In the entries below, count the lines holding "Ctrl". Reply with the number only.

########################################

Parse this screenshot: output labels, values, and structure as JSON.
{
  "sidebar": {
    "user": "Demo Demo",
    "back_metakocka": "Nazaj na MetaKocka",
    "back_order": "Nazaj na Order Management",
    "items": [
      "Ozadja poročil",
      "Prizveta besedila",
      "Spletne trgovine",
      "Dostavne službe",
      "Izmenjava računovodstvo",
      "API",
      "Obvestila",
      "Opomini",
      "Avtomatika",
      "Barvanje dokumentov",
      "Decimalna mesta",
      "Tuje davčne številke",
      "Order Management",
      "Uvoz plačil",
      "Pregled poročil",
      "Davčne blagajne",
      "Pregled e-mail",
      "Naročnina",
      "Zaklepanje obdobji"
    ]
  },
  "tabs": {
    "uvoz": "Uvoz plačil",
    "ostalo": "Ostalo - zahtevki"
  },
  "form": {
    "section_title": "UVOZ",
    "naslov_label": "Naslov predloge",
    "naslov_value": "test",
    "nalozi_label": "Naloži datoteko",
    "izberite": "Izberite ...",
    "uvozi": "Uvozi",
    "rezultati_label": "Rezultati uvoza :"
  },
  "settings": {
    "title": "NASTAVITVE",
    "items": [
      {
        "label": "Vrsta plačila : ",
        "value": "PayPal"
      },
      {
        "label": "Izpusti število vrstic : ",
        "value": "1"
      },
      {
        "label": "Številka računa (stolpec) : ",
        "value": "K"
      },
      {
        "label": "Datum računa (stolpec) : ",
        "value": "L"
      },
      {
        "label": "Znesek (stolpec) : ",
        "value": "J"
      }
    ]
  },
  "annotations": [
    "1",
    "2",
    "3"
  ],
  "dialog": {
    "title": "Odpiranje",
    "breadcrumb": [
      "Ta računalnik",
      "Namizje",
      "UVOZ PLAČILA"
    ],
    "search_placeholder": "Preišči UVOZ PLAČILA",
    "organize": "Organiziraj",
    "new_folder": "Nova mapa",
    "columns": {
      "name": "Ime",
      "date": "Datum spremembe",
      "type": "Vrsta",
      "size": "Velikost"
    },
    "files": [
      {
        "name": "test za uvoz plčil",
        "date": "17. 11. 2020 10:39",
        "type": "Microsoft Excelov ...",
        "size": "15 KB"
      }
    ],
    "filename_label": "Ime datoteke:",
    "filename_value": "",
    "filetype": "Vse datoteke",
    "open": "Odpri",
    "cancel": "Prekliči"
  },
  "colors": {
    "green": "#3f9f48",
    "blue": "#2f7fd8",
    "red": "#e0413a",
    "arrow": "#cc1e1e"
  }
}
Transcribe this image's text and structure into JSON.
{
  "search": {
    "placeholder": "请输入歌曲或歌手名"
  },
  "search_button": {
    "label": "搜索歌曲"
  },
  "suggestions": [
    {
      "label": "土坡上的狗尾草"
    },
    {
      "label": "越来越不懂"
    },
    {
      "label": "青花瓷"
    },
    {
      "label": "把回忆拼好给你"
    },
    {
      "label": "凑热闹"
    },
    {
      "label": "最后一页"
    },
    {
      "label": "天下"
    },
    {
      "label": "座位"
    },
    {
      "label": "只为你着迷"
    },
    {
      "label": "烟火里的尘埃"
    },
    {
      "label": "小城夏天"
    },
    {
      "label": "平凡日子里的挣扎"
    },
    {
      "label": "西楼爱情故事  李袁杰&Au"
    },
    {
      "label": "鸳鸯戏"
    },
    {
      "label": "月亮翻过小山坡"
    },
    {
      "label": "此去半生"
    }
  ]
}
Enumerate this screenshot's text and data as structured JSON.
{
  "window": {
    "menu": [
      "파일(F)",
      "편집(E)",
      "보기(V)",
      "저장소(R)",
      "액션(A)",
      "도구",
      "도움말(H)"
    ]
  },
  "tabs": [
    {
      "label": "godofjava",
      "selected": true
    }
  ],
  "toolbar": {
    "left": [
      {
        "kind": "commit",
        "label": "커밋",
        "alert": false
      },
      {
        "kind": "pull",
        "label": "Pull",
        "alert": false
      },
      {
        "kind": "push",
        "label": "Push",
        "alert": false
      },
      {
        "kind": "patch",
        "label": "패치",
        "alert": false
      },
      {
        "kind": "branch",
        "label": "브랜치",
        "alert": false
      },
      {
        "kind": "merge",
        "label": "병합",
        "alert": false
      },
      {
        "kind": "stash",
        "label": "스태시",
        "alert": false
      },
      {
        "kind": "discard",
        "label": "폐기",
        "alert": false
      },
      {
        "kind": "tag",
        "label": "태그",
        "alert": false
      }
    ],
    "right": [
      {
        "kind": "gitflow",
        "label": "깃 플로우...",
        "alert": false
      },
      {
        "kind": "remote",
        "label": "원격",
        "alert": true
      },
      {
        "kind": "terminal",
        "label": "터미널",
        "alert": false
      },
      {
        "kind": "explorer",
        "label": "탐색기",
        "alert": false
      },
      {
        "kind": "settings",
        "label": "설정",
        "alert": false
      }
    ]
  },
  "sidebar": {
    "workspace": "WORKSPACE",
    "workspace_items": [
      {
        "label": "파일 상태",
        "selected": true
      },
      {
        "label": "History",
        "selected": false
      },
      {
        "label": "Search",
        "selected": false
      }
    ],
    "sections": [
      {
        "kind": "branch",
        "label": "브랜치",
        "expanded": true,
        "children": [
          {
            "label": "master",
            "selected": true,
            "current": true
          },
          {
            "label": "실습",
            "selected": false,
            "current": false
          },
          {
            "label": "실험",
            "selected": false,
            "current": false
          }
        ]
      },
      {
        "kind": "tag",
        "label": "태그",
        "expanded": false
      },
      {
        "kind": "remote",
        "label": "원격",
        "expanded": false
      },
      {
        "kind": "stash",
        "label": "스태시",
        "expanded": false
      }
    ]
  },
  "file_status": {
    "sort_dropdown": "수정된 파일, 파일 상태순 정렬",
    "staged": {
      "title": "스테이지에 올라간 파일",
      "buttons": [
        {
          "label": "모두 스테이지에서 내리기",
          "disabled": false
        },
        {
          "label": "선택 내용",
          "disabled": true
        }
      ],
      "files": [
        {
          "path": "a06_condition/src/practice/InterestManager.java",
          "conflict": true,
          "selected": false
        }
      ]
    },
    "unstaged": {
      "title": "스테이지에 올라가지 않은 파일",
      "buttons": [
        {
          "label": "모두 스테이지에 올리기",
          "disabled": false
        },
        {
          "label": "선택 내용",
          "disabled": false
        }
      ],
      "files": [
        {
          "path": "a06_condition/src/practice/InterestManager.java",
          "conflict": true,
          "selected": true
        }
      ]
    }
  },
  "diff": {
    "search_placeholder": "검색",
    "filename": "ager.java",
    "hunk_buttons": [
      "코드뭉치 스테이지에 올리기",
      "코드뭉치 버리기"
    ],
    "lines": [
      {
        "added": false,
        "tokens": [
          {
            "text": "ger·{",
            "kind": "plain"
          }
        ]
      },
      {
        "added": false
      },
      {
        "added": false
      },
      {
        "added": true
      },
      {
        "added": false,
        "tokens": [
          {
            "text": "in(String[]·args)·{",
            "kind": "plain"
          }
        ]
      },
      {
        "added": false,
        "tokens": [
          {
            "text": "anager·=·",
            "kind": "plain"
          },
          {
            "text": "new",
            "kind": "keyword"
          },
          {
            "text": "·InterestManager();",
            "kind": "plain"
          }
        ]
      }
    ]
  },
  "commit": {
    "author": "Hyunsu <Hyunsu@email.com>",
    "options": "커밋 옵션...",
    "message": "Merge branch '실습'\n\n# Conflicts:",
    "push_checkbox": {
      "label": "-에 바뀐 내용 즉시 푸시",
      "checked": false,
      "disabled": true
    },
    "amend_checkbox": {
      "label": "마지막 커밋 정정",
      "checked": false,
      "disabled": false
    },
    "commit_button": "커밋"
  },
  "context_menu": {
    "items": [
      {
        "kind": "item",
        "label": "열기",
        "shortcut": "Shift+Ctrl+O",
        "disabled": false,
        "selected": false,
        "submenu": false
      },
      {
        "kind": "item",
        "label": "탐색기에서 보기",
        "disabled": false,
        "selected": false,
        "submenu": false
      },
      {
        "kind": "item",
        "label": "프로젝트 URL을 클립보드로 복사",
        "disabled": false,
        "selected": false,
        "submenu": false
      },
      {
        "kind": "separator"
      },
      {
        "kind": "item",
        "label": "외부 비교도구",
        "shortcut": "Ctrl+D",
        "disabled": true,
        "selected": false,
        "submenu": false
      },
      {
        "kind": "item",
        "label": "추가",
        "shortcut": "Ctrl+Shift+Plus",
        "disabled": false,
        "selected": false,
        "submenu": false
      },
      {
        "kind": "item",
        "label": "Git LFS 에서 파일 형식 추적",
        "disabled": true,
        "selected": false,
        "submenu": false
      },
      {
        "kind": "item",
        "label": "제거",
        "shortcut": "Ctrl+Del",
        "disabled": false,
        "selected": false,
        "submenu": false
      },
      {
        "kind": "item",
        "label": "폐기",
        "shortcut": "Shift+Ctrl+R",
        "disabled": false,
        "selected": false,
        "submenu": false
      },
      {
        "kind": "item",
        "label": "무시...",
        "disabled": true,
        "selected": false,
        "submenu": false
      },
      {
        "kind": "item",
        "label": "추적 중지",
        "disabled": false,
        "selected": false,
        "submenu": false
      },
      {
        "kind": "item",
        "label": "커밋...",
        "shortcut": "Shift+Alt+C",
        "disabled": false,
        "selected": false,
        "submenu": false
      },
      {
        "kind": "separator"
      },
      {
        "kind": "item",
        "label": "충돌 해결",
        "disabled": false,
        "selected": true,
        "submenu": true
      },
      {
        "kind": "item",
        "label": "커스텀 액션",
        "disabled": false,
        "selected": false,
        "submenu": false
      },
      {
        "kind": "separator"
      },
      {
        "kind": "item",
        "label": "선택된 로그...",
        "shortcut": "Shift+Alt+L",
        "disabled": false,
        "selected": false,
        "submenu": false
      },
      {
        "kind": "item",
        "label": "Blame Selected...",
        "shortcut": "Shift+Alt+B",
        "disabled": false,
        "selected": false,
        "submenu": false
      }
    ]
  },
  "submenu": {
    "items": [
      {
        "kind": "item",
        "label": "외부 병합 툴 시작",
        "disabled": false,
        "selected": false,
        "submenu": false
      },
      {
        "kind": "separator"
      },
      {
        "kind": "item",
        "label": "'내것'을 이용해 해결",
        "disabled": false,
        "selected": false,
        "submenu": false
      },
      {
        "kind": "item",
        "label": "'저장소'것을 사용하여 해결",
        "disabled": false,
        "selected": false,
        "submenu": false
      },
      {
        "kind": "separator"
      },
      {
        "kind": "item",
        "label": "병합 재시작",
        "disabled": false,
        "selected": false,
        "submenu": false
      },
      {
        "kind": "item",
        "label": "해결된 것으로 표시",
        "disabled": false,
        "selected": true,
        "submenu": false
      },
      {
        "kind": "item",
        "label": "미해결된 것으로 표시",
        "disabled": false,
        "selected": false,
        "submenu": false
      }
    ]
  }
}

########################################

# RESPONSE TO THE TASK:
5